Your goal - Count every line in the data below where "name" occurs, then state that number and nothing more.

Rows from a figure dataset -
——
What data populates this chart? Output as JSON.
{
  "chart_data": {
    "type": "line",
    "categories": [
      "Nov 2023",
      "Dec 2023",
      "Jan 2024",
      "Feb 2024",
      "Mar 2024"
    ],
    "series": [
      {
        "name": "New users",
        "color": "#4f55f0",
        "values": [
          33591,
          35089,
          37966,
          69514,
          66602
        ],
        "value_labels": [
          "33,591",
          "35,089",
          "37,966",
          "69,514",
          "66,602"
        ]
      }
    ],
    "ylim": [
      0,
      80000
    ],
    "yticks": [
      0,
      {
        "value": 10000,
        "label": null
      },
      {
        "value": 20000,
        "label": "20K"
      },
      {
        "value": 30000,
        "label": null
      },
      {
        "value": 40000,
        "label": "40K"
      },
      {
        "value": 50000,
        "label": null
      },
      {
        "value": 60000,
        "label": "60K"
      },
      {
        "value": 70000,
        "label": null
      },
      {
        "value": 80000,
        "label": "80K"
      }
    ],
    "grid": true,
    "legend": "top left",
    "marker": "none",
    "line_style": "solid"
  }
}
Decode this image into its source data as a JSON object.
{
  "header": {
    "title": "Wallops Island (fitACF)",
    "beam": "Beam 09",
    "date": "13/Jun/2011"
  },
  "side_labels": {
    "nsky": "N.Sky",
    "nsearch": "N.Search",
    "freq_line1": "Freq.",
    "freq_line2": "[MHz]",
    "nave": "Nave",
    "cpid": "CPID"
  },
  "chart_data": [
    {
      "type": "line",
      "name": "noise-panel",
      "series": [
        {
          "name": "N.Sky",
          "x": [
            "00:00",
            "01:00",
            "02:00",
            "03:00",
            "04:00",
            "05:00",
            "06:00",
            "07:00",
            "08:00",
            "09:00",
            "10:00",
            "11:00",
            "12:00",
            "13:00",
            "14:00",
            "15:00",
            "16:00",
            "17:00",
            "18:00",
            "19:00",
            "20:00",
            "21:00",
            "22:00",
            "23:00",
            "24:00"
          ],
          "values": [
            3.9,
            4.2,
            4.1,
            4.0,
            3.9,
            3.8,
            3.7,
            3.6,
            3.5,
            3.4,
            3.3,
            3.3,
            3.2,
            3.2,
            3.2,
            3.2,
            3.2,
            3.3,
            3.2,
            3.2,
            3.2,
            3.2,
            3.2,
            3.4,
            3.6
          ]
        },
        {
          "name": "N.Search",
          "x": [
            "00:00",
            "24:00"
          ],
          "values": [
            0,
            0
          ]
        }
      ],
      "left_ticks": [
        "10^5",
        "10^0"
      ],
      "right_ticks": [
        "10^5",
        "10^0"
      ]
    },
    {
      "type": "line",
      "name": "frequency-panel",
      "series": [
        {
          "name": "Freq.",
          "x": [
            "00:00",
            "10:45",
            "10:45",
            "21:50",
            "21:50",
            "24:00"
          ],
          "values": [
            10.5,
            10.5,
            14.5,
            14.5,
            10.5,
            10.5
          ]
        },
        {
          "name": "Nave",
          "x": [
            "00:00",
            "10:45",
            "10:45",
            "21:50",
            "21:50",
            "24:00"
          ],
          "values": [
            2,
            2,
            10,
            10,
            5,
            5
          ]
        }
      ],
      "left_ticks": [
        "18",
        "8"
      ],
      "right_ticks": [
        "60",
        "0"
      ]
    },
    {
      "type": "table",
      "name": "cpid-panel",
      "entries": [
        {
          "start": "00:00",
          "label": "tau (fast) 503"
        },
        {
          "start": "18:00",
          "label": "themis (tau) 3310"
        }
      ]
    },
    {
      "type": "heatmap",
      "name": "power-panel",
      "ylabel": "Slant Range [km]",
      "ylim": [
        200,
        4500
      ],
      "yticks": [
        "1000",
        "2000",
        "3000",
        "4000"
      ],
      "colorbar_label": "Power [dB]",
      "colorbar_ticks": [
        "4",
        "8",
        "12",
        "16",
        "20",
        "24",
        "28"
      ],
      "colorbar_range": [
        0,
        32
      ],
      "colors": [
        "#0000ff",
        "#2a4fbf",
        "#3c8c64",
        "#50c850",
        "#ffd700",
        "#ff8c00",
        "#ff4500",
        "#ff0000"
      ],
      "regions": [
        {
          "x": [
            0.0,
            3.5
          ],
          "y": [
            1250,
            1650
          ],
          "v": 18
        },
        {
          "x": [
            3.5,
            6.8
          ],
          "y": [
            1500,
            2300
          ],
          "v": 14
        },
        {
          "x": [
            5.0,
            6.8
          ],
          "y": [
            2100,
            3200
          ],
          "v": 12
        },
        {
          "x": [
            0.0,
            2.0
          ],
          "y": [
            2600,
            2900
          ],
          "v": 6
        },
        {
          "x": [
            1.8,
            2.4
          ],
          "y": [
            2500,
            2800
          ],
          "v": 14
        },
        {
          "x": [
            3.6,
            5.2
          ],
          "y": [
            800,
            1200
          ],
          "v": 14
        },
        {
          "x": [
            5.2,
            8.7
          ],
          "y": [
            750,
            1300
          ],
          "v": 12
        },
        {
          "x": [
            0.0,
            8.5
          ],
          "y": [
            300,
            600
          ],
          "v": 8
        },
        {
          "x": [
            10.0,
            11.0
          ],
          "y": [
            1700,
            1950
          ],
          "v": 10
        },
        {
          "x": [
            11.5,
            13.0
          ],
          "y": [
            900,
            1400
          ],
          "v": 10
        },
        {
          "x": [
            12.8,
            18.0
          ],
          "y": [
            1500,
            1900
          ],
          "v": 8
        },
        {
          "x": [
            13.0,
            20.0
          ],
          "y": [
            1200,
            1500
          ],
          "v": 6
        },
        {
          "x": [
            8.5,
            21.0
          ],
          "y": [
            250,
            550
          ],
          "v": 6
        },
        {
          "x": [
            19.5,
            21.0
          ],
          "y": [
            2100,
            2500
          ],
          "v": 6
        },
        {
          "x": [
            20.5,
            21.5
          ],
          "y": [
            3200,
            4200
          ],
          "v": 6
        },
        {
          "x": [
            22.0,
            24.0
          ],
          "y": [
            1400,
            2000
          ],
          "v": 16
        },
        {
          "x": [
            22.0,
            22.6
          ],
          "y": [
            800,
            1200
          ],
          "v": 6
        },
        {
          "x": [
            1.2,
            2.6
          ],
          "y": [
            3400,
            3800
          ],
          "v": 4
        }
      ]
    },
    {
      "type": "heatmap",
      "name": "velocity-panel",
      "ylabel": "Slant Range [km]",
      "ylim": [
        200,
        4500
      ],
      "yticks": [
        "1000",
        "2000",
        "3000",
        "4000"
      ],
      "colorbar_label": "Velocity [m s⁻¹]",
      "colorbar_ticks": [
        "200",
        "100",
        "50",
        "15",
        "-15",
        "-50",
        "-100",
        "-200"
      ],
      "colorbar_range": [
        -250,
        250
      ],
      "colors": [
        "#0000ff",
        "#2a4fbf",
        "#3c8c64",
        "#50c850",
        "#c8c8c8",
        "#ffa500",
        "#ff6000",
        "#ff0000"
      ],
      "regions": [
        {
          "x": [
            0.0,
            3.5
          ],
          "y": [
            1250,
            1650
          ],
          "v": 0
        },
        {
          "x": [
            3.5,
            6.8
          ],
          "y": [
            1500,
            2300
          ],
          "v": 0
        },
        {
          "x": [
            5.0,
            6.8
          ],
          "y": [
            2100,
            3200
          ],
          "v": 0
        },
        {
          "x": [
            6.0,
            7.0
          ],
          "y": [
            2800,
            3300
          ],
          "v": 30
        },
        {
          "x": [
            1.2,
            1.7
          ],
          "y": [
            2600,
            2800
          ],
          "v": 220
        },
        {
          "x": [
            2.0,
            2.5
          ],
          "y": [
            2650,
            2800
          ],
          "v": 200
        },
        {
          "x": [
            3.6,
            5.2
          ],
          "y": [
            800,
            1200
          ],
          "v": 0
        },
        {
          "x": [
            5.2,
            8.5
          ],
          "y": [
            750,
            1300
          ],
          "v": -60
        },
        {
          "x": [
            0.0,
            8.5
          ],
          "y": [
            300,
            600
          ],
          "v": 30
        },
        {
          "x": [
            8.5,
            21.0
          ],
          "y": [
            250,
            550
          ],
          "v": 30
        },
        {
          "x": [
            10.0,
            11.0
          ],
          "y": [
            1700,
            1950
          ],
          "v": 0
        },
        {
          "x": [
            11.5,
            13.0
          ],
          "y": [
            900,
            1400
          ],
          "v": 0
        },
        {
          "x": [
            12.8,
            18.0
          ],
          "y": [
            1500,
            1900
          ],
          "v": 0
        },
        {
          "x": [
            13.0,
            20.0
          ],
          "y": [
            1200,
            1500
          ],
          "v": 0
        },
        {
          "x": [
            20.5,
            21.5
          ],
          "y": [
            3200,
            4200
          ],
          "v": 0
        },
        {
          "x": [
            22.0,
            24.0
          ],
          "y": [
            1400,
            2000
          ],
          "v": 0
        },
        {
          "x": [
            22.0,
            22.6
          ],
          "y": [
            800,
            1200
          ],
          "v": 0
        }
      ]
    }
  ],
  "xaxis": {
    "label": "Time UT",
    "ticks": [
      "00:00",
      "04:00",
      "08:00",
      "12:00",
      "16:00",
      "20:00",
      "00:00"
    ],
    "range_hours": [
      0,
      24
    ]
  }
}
——
Exercise solution - 10